*ASSIGNED TASK*:
Scan the data below and state how many of its lines contain the word "Total", giving only the figure.

*DATA LISTING*:
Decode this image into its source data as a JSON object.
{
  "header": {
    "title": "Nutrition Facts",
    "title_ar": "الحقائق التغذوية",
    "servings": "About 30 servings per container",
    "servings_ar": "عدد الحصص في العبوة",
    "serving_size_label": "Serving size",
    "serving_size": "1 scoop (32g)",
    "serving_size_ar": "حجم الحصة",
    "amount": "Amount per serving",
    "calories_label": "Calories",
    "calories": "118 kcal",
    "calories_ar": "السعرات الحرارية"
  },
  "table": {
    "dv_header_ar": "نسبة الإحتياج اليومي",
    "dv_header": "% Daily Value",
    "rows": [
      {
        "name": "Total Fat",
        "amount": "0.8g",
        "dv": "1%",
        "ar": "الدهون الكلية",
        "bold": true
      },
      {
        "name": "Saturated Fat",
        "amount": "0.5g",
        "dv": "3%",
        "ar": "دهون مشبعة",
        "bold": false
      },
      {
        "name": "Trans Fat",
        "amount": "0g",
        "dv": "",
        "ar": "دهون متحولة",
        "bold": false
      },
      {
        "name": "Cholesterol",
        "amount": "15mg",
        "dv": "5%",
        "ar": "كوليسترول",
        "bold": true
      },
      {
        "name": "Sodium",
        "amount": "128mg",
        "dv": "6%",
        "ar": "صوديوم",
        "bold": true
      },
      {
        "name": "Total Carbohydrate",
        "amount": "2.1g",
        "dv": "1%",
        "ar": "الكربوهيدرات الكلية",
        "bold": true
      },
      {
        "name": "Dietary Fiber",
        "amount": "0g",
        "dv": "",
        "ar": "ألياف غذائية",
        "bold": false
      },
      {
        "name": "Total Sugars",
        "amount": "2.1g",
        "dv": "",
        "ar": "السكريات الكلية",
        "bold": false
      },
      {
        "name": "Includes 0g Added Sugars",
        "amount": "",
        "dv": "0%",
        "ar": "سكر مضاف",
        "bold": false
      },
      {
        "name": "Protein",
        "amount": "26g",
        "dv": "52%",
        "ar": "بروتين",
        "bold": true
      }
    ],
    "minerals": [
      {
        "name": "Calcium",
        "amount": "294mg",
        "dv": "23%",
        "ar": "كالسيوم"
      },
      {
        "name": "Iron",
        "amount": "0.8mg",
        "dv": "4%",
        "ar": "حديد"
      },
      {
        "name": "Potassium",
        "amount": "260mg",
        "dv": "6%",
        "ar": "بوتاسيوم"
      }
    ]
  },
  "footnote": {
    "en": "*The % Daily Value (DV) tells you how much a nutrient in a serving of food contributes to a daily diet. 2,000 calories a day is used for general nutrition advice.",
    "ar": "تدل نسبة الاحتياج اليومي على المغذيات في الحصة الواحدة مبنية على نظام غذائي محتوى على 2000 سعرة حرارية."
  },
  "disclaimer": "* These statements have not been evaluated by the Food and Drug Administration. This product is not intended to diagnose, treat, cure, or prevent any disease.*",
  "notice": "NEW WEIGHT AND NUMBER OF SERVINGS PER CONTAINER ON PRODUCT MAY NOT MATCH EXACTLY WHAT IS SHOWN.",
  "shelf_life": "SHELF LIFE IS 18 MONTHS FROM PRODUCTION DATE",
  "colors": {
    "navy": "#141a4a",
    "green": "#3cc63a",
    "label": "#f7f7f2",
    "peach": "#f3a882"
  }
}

*RESPONSE TO THIS EXERCISE*:
3